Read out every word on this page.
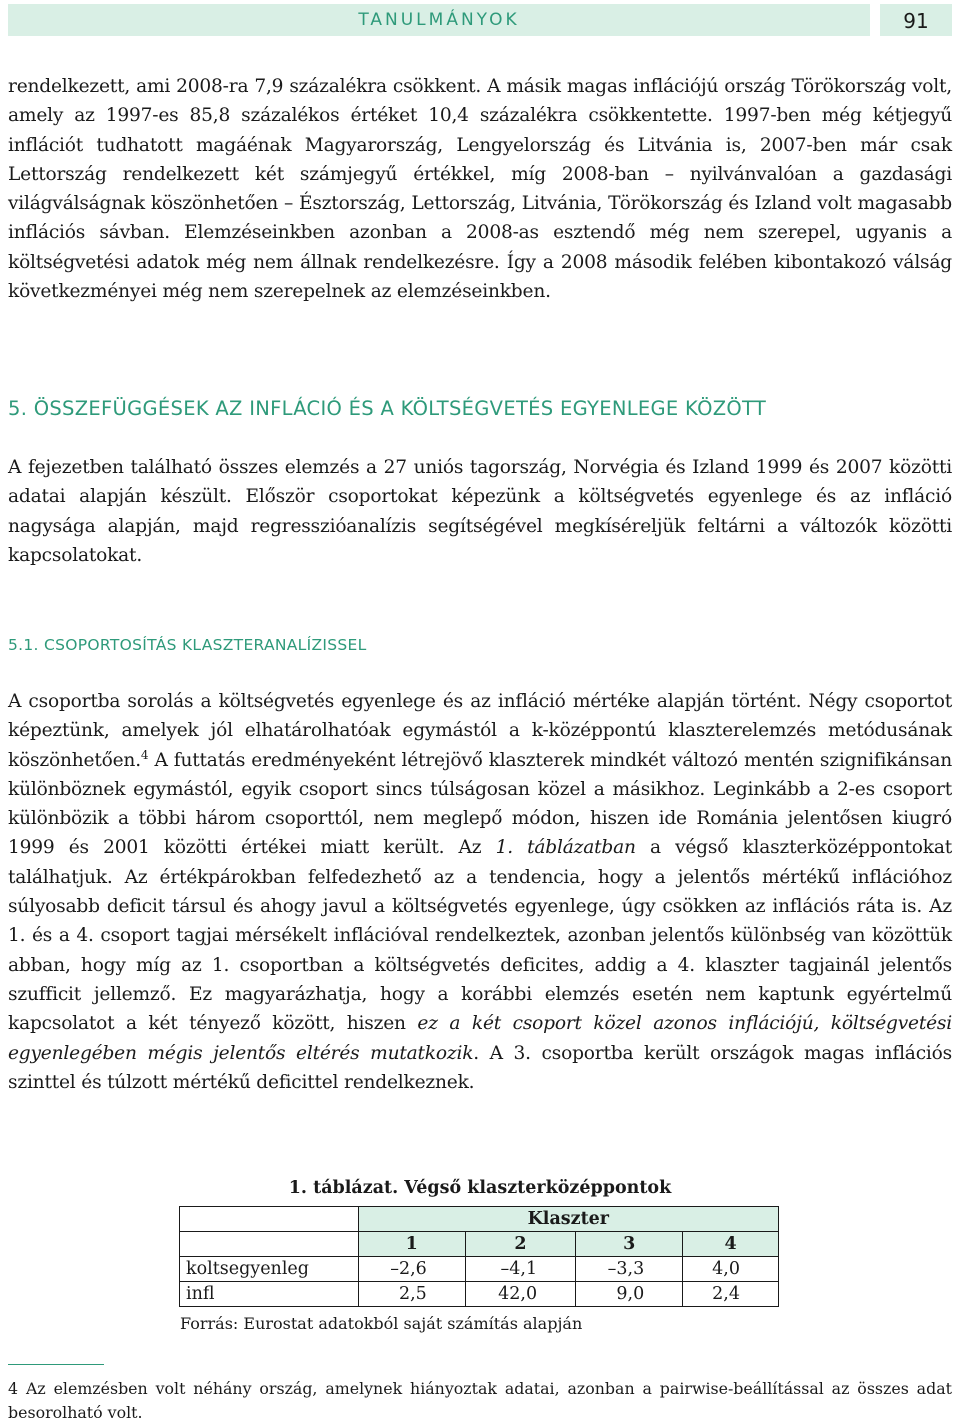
TANULMÁNYOK	91

rendelkezett, ami 2008-ra 7,9 százalékra csökkent. A másik magas inflációjú ország Törökország volt, amely az 1997-es 85,8 százalékos értéket 10,4 százalékra csökkentette. 1997-ben még kétjegyű inflációt tudhatott magáénak Magyarország, Lengyelország és Litvánia is, 2007-ben már csak Lettország rendelkezett két számjegyű értékkel, míg 2008-ban – nyilvánvalóan a gazdasági világválságnak köszönhetően – Észtország, Lettország, Litvánia, Törökország és Izland volt magasabb inflációs sávban. Elemzéseinkben azonban a 2008-as esztendő még nem szerepel, ugyanis a költségvetési adatok még nem állnak rendelkezésre. Így a 2008 második felében kibontakozó válság következményei még nem szerepelnek az elemzéseinkben.

5. ÖSSZEFÜGGÉSEK AZ INFLÁCIÓ ÉS A KÖLTSÉGVETÉS EGYENLEGE KÖZÖTT

A fejezetben található összes elemzés a 27 uniós tagország, Norvégia és Izland 1999 és 2007 közötti adatai alapján készült. Először csoportokat képezünk a költségvetés egyenlege és az infláció nagysága alapján, majd regresszióanalízis segítségével megkíséreljük feltárni a változók közötti kapcsolatokat.

5.1. CSOPORTOSÍTÁS KLASZTERANALÍZISSEL

A csoportba sorolás a költségvetés egyenlege és az infláció mértéke alapján történt. Négy csoportot képeztünk, amelyek jól elhatárolhatóak egymástól a k-középpontú klaszterelemzés metódusának köszönhetően.$^4$ A futtatás eredményeként létrejövő klaszterek mindkét változó mentén szignifikánsan különböznek egymástól, egyik csoport sincs túlságosan közel a másikhoz. Leginkább a 2-es csoport különbözik a többi három csoporttól, nem meglepő módon, hiszen ide Románia jelentősen kiugró 1999 és 2001 közötti értékei miatt került. Az 1. táblázatban a végső klaszterközéppontokat találhatjuk. Az értékpárokban felfedezhető az a tendencia, hogy a jelentős mértékű inflációhoz súlyosabb deficit társul és ahogy javul a költségvetés egyenlege, úgy csökken az inflációs ráta is. Az 1. és a 4. csoport tagjai mérsékelt inflációval rendelkeztek, azonban jelentős különbség van közöttük abban, hogy míg az 1. csoportban a költségvetés deficites, addig a 4. klaszter tagjainál jelentős szufficit jellemző. Ez magyarázhatja, hogy a korábbi elemzés esetén nem kaptunk egyértelmű kapcsolatot a két tényező között, hiszen ez a két csoport közel azonos inflációjú, költségvetési egyenlegében mégis jelentős eltérés mutatkozik. A 3. csoportba került országok magas inflációs szinttel és túlzott mértékű deficittel rendelkeznek.

1. táblázat. Végső klaszterközéppontok
	Klaszter			
	1	2	3	4
koltsegyenleg	–2,6	–4,1	–3,3	4,0
infl	2,5	42,0	9,0	2,4
Forrás: Eurostat adatokból saját számítás alapján

4 Az elemzésben volt néhány ország, amelynek hiányoztak adatai, azonban a pairwise-beállítással az összes adat besorolható volt.
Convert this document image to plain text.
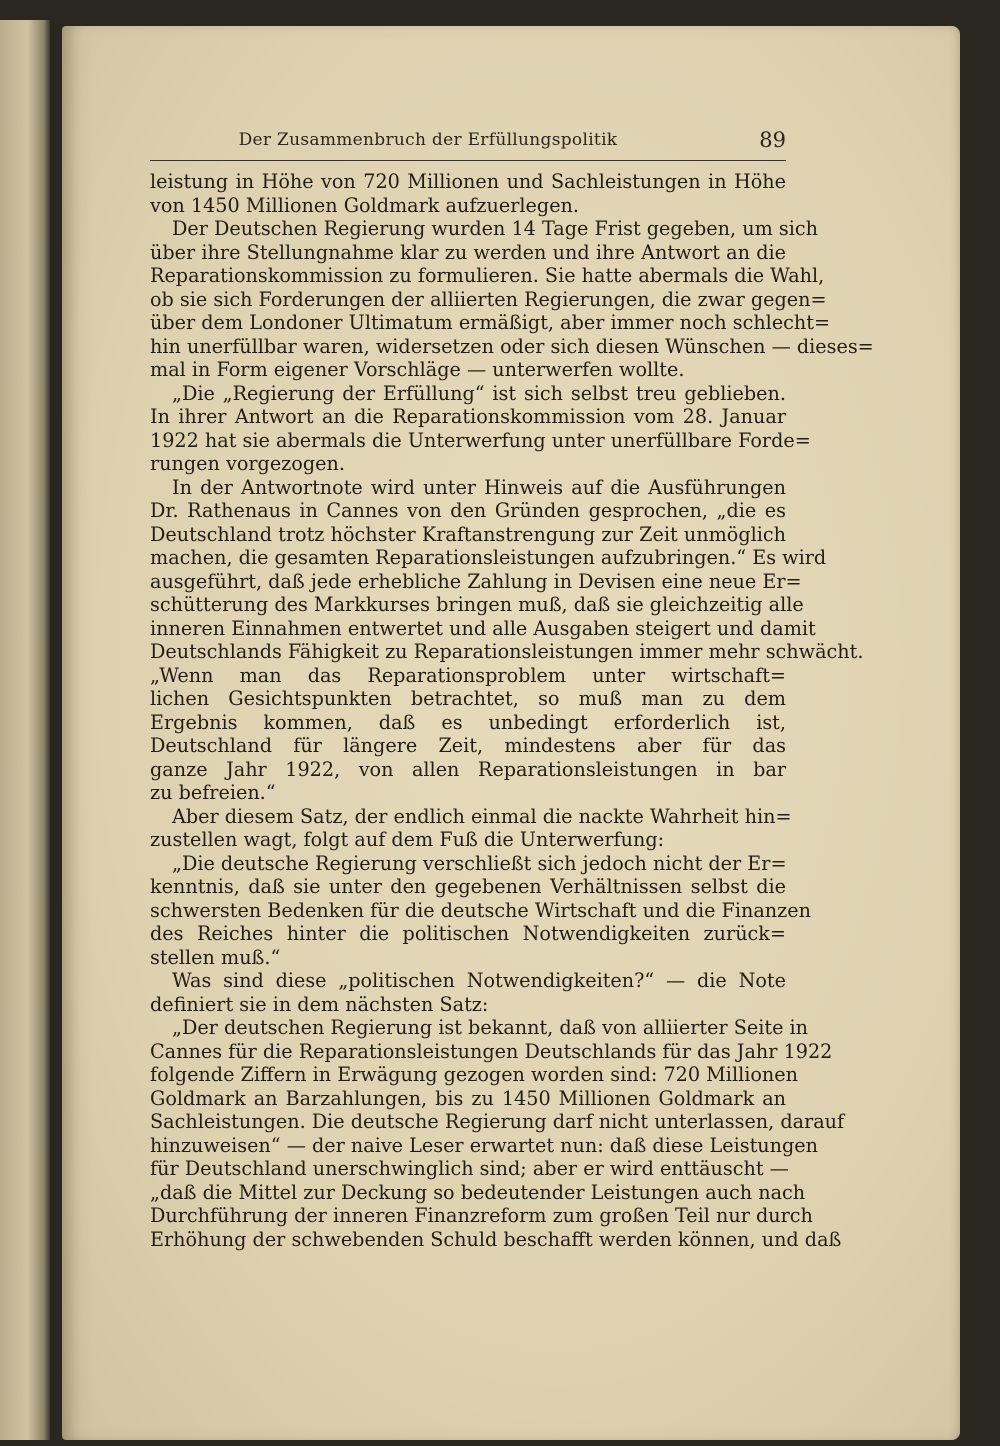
Der Zusammenbruch der Erfüllungspolitik	89
leistung in Höhe von 720 Millionen und Sachleistungen in Höhe
von 1450 Millionen Goldmark aufzuerlegen.
Der Deutschen Regierung wurden 14 Tage Frist gegeben, um sich
über ihre Stellungnahme klar zu werden und ihre Antwort an die
Reparationskommission zu formulieren. Sie hatte abermals die Wahl,
ob sie sich Forderungen der alliierten Regierungen, die zwar gegen=
über dem Londoner Ultimatum ermäßigt, aber immer noch schlecht=
hin unerfüllbar waren, widersetzen oder sich diesen Wünschen — dieses=
mal in Form eigener Vorschläge — unterwerfen wollte.
„Die „Regierung der Erfüllung“ ist sich selbst treu geblieben.
In ihrer Antwort an die Reparationskommission vom 28. Januar
1922 hat sie abermals die Unterwerfung unter unerfüllbare Forde=
rungen vorgezogen.
In der Antwortnote wird unter Hinweis auf die Ausführungen
Dr. Rathenaus in Cannes von den Gründen gesprochen, „die es
Deutschland trotz höchster Kraftanstrengung zur Zeit unmöglich
machen, die gesamten Reparationsleistungen aufzubringen.“ Es wird
ausgeführt, daß jede erhebliche Zahlung in Devisen eine neue Er=
schütterung des Markkurses bringen muß, daß sie gleichzeitig alle
inneren Einnahmen entwertet und alle Ausgaben steigert und damit
Deutschlands Fähigkeit zu Reparationsleistungen immer mehr schwächt.
„Wenn man das Reparationsproblem unter wirtschaft=
lichen Gesichtspunkten betrachtet, so muß man zu dem
Ergebnis kommen, daß es unbedingt erforderlich ist,
Deutschland für längere Zeit, mindestens aber für das
ganze Jahr 1922, von allen Reparationsleistungen in bar
zu befreien.“
Aber diesem Satz, der endlich einmal die nackte Wahrheit hin=
zustellen wagt, folgt auf dem Fuß die Unterwerfung:
„Die deutsche Regierung verschließt sich jedoch nicht der Er=
kenntnis, daß sie unter den gegebenen Verhältnissen selbst die
schwersten Bedenken für die deutsche Wirtschaft und die Finanzen
des Reiches hinter die politischen Notwendigkeiten zurück=
stellen muß.“
Was sind diese „politischen Notwendigkeiten?“ — die Note
definiert sie in dem nächsten Satz:
„Der deutschen Regierung ist bekannt, daß von alliierter Seite in
Cannes für die Reparationsleistungen Deutschlands für das Jahr 1922
folgende Ziffern in Erwägung gezogen worden sind: 720 Millionen
Goldmark an Barzahlungen, bis zu 1450 Millionen Goldmark an
Sachleistungen. Die deutsche Regierung darf nicht unterlassen, darauf
hinzuweisen“ — der naive Leser erwartet nun: daß diese Leistungen
für Deutschland unerschwinglich sind; aber er wird enttäuscht —
„daß die Mittel zur Deckung so bedeutender Leistungen auch nach
Durchführung der inneren Finanzreform zum großen Teil nur durch
Erhöhung der schwebenden Schuld beschafft werden können, und daß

[THE PROBLEM]
Repeat the listing in full and exactly. Do not include any images.

[THE OUTPUT]
Read out every word on this page.
TANULMÁNYOK	91

rendelkezett, ami 2008-ra 7,9 százalékra csökkent. A másik magas inflációjú ország Törökország volt, amely az 1997-es 85,8 százalékos értéket 10,4 százalékra csökkentette. 1997-ben még kétjegyű inflációt tudhatott magáénak Magyarország, Lengyelország és Litvánia is, 2007-ben már csak Lettország rendelkezett két számjegyű értékkel, míg 2008-ban – nyilvánvalóan a gazdasági világválságnak köszönhetően – Észtország, Lettország, Litvánia, Törökország és Izland volt magasabb inflációs sávban. Elemzéseinkben azonban a 2008-as esztendő még nem szerepel, ugyanis a költségvetési adatok még nem állnak rendelkezésre. Így a 2008 második felében kibontakozó válság következményei még nem szerepelnek az elemzéseinkben.

5. ÖSSZEFÜGGÉSEK AZ INFLÁCIÓ ÉS A KÖLTSÉGVETÉS EGYENLEGE KÖZÖTT

A fejezetben található összes elemzés a 27 uniós tagország, Norvégia és Izland 1999 és 2007 közötti adatai alapján készült. Először csoportokat képezünk a költségvetés egyenlege és az infláció nagysága alapján, majd regresszióanalízis segítségével megkíséreljük feltárni a változók közötti kapcsolatokat.

5.1. CSOPORTOSÍTÁS KLASZTERANALÍZISSEL

A csoportba sorolás a költségvetés egyenlege és az infláció mértéke alapján történt. Négy csoportot képeztünk, amelyek jól elhatárolhatóak egymástól a k-középpontú klaszterelemzés metódusának köszönhetően.$^4$ A futtatás eredményeként létrejövő klaszterek mindkét változó mentén szignifikánsan különböznek egymástól, egyik csoport sincs túlságosan közel a másikhoz. Leginkább a 2-es csoport különbözik a többi három csoporttól, nem meglepő módon, hiszen ide Románia jelentősen kiugró 1999 és 2001 közötti értékei miatt került. Az 1. táblázatban a végső klaszterközéppontokat találhatjuk. Az értékpárokban felfedezhető az a tendencia, hogy a jelentős mértékű inflációhoz súlyosabb deficit társul és ahogy javul a költségvetés egyenlege, úgy csökken az inflációs ráta is. Az 1. és a 4. csoport tagjai mérsékelt inflációval rendelkeztek, azonban jelentős különbség van közöttük abban, hogy míg az 1. csoportban a költségvetés deficites, addig a 4. klaszter tagjainál jelentős szufficit jellemző. Ez magyarázhatja, hogy a korábbi elemzés esetén nem kaptunk egyértelmű kapcsolatot a két tényező között, hiszen ez a két csoport közel azonos inflációjú, költségvetési egyenlegében mégis jelentős eltérés mutatkozik. A 3. csoportba került országok magas inflációs szinttel és túlzott mértékű deficittel rendelkeznek.

1. táblázat. Végső klaszterközéppontok
	Klaszter			
	1	2	3	4
koltsegyenleg	–2,6	–4,1	–3,3	4,0
infl	2,5	42,0	9,0	2,4
Forrás: Eurostat adatokból saját számítás alapján

4 Az elemzésben volt néhány ország, amelynek hiányoztak adatai, azonban a pairwise-beállítással az összes adat besorolható volt.
Convert this document image to plain text.
Der Zusammenbruch der Erfüllungspolitik	89
leistung in Höhe von 720 Millionen und Sachleistungen in Höhe
von 1450 Millionen Goldmark aufzuerlegen.
Der Deutschen Regierung wurden 14 Tage Frist gegeben, um sich
über ihre Stellungnahme klar zu werden und ihre Antwort an die
Reparationskommission zu formulieren. Sie hatte abermals die Wahl,
ob sie sich Forderungen der alliierten Regierungen, die zwar gegen=
über dem Londoner Ultimatum ermäßigt, aber immer noch schlecht=
hin unerfüllbar waren, widersetzen oder sich diesen Wünschen — dieses=
mal in Form eigener Vorschläge — unterwerfen wollte.
„Die „Regierung der Erfüllung“ ist sich selbst treu geblieben.
In ihrer Antwort an die Reparationskommission vom 28. Januar
1922 hat sie abermals die Unterwerfung unter unerfüllbare Forde=
rungen vorgezogen.
In der Antwortnote wird unter Hinweis auf die Ausführungen
Dr. Rathenaus in Cannes von den Gründen gesprochen, „die es
Deutschland trotz höchster Kraftanstrengung zur Zeit unmöglich
machen, die gesamten Reparationsleistungen aufzubringen.“ Es wird
ausgeführt, daß jede erhebliche Zahlung in Devisen eine neue Er=
schütterung des Markkurses bringen muß, daß sie gleichzeitig alle
inneren Einnahmen entwertet und alle Ausgaben steigert und damit
Deutschlands Fähigkeit zu Reparationsleistungen immer mehr schwächt.
„Wenn man das Reparationsproblem unter wirtschaft=
lichen Gesichtspunkten betrachtet, so muß man zu dem
Ergebnis kommen, daß es unbedingt erforderlich ist,
Deutschland für längere Zeit, mindestens aber für das
ganze Jahr 1922, von allen Reparationsleistungen in bar
zu befreien.“
Aber diesem Satz, der endlich einmal die nackte Wahrheit hin=
zustellen wagt, folgt auf dem Fuß die Unterwerfung:
„Die deutsche Regierung verschließt sich jedoch nicht der Er=
kenntnis, daß sie unter den gegebenen Verhältnissen selbst die
schwersten Bedenken für die deutsche Wirtschaft und die Finanzen
des Reiches hinter die politischen Notwendigkeiten zurück=
stellen muß.“
Was sind diese „politischen Notwendigkeiten?“ — die Note
definiert sie in dem nächsten Satz:
„Der deutschen Regierung ist bekannt, daß von alliierter Seite in
Cannes für die Reparationsleistungen Deutschlands für das Jahr 1922
folgende Ziffern in Erwägung gezogen worden sind: 720 Millionen
Goldmark an Barzahlungen, bis zu 1450 Millionen Goldmark an
Sachleistungen. Die deutsche Regierung darf nicht unterlassen, darauf
hinzuweisen“ — der naive Leser erwartet nun: daß diese Leistungen
für Deutschland unerschwinglich sind; aber er wird enttäuscht —
„daß die Mittel zur Deckung so bedeutender Leistungen auch nach
Durchführung der inneren Finanzreform zum großen Teil nur durch
Erhöhung der schwebenden Schuld beschafft werden können, und daß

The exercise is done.